> **Data extract**:
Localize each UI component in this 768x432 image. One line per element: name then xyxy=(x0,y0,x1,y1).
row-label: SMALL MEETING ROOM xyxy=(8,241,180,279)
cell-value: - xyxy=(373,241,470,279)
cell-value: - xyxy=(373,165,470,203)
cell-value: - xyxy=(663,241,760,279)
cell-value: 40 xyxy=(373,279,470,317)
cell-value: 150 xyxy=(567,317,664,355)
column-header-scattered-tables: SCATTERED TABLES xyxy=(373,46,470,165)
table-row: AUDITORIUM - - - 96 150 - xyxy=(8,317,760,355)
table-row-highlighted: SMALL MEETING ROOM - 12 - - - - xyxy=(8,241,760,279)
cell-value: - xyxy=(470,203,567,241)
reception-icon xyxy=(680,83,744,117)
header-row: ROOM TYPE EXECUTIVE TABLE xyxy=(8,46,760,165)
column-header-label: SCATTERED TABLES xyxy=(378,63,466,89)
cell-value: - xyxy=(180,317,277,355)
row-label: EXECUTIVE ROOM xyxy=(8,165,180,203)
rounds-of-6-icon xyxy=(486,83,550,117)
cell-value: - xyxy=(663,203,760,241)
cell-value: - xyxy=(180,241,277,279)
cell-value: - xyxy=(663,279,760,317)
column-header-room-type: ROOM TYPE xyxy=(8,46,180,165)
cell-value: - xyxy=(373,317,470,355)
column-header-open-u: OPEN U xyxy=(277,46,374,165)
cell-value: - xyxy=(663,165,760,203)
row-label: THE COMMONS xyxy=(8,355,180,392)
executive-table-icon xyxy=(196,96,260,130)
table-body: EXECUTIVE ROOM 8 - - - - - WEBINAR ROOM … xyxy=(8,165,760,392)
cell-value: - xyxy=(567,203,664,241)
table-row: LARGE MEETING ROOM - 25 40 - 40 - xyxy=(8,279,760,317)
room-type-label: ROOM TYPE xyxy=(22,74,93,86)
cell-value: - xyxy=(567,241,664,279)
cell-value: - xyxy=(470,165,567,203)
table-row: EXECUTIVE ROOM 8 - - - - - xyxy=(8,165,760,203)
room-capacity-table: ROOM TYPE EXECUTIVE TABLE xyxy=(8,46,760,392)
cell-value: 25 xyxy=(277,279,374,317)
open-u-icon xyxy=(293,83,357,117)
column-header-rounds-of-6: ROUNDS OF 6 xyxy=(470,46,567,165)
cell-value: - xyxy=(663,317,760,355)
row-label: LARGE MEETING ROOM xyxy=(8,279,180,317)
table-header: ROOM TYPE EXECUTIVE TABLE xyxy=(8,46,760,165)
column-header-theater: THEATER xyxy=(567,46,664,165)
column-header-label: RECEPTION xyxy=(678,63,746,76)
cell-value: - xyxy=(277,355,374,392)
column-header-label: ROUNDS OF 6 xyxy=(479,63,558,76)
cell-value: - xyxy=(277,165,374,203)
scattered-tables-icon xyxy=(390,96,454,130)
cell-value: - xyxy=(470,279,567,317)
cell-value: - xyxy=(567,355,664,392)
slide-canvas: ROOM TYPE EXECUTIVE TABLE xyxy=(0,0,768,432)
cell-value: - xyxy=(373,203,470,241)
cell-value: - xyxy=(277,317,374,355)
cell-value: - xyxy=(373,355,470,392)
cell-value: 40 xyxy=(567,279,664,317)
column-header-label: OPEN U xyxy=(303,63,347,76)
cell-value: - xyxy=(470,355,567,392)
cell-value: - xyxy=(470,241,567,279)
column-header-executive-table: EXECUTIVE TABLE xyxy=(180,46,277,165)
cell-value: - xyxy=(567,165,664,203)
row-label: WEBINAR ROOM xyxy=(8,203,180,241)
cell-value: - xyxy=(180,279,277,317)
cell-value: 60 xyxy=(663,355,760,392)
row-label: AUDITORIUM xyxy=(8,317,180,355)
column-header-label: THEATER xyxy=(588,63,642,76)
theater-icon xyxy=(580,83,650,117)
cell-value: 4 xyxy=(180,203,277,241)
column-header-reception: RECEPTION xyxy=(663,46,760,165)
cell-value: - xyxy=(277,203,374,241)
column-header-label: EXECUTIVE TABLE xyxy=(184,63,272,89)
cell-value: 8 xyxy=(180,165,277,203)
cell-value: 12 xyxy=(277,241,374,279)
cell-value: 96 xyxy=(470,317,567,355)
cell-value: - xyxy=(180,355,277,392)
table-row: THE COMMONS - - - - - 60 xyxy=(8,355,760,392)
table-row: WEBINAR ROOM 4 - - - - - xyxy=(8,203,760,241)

> **Given exercise**: Extract every line of the records above and reproduce each one without any change.

> **Exercise solution**:
Localize each UI component in this 768x432 image. One line per element: name then xyxy=(x0,y0,x1,y1).
row-label: SMALL MEETING ROOM xyxy=(8,241,180,279)
cell-value: - xyxy=(373,241,470,279)
cell-value: - xyxy=(373,165,470,203)
cell-value: - xyxy=(663,241,760,279)
cell-value: 40 xyxy=(373,279,470,317)
cell-value: 150 xyxy=(567,317,664,355)
column-header-scattered-tables: SCATTERED TABLES xyxy=(373,46,470,165)
table-row: AUDITORIUM - - - 96 150 - xyxy=(8,317,760,355)
table-row-highlighted: SMALL MEETING ROOM - 12 - - - - xyxy=(8,241,760,279)
cell-value: - xyxy=(470,203,567,241)
reception-icon xyxy=(680,83,744,117)
header-row: ROOM TYPE EXECUTIVE TABLE xyxy=(8,46,760,165)
column-header-label: SCATTERED TABLES xyxy=(378,63,466,89)
cell-value: - xyxy=(180,317,277,355)
row-label: EXECUTIVE ROOM xyxy=(8,165,180,203)
rounds-of-6-icon xyxy=(486,83,550,117)
cell-value: - xyxy=(663,203,760,241)
cell-value: - xyxy=(180,241,277,279)
cell-value: - xyxy=(663,279,760,317)
column-header-room-type: ROOM TYPE xyxy=(8,46,180,165)
cell-value: - xyxy=(373,317,470,355)
column-header-open-u: OPEN U xyxy=(277,46,374,165)
cell-value: - xyxy=(663,165,760,203)
row-label: THE COMMONS xyxy=(8,355,180,392)
executive-table-icon xyxy=(196,96,260,130)
table-body: EXECUTIVE ROOM 8 - - - - - WEBINAR ROOM … xyxy=(8,165,760,392)
cell-value: - xyxy=(567,203,664,241)
table-row: LARGE MEETING ROOM - 25 40 - 40 - xyxy=(8,279,760,317)
room-type-label: ROOM TYPE xyxy=(22,74,93,86)
cell-value: - xyxy=(567,241,664,279)
cell-value: - xyxy=(470,165,567,203)
table-row: EXECUTIVE ROOM 8 - - - - - xyxy=(8,165,760,203)
room-capacity-table: ROOM TYPE EXECUTIVE TABLE xyxy=(8,46,760,392)
cell-value: 25 xyxy=(277,279,374,317)
open-u-icon xyxy=(293,83,357,117)
column-header-rounds-of-6: ROUNDS OF 6 xyxy=(470,46,567,165)
cell-value: - xyxy=(663,317,760,355)
row-label: LARGE MEETING ROOM xyxy=(8,279,180,317)
table-header: ROOM TYPE EXECUTIVE TABLE xyxy=(8,46,760,165)
column-header-theater: THEATER xyxy=(567,46,664,165)
column-header-label: RECEPTION xyxy=(678,63,746,76)
cell-value: - xyxy=(277,355,374,392)
column-header-label: ROUNDS OF 6 xyxy=(479,63,558,76)
cell-value: - xyxy=(277,165,374,203)
scattered-tables-icon xyxy=(390,96,454,130)
cell-value: - xyxy=(470,279,567,317)
cell-value: - xyxy=(567,355,664,392)
slide-canvas: ROOM TYPE EXECUTIVE TABLE xyxy=(0,0,768,432)
cell-value: - xyxy=(373,203,470,241)
cell-value: - xyxy=(277,317,374,355)
cell-value: - xyxy=(373,355,470,392)
cell-value: 40 xyxy=(567,279,664,317)
column-header-label: OPEN U xyxy=(303,63,347,76)
cell-value: - xyxy=(470,355,567,392)
cell-value: - xyxy=(470,241,567,279)
column-header-executive-table: EXECUTIVE TABLE xyxy=(180,46,277,165)
cell-value: - xyxy=(567,165,664,203)
row-label: WEBINAR ROOM xyxy=(8,203,180,241)
cell-value: - xyxy=(180,279,277,317)
cell-value: 60 xyxy=(663,355,760,392)
row-label: AUDITORIUM xyxy=(8,317,180,355)
column-header-label: THEATER xyxy=(588,63,642,76)
theater-icon xyxy=(580,83,650,117)
cell-value: 4 xyxy=(180,203,277,241)
column-header-reception: RECEPTION xyxy=(663,46,760,165)
cell-value: - xyxy=(277,203,374,241)
column-header-label: EXECUTIVE TABLE xyxy=(184,63,272,89)
cell-value: 8 xyxy=(180,165,277,203)
cell-value: 12 xyxy=(277,241,374,279)
cell-value: 96 xyxy=(470,317,567,355)
cell-value: - xyxy=(180,355,277,392)
table-row: THE COMMONS - - - - - 60 xyxy=(8,355,760,392)
table-row: WEBINAR ROOM 4 - - - - - xyxy=(8,203,760,241)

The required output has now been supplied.